# What to work on:
Transcribe every line, keeping it exact.

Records
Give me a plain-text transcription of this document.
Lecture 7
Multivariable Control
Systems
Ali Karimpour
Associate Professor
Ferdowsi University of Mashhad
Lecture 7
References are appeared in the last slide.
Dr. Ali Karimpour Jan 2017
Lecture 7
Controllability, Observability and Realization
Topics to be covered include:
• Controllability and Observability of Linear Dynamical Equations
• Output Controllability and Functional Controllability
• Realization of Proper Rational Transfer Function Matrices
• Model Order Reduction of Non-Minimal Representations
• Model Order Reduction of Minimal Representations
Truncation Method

# Solution to the exercise:
Give me a plain-text transcription of this document.
Lecture 7
Multivariable Control
Systems
Ali Karimpour
Associate Professor
Ferdowsi University of Mashhad
Lecture 7
References are appeared in the last slide.
Dr. Ali Karimpour Jan 2017
Lecture 7
Controllability, Observability and Realization
Topics to be covered include:
• Controllability and Observability of Linear Dynamical Equations
• Output Controllability and Functional Controllability
• Realization of Proper Rational Transfer Function Matrices
• Model Order Reduction of Non-Minimal Representations
• Model Order Reduction of Minimal Representations
Truncation Method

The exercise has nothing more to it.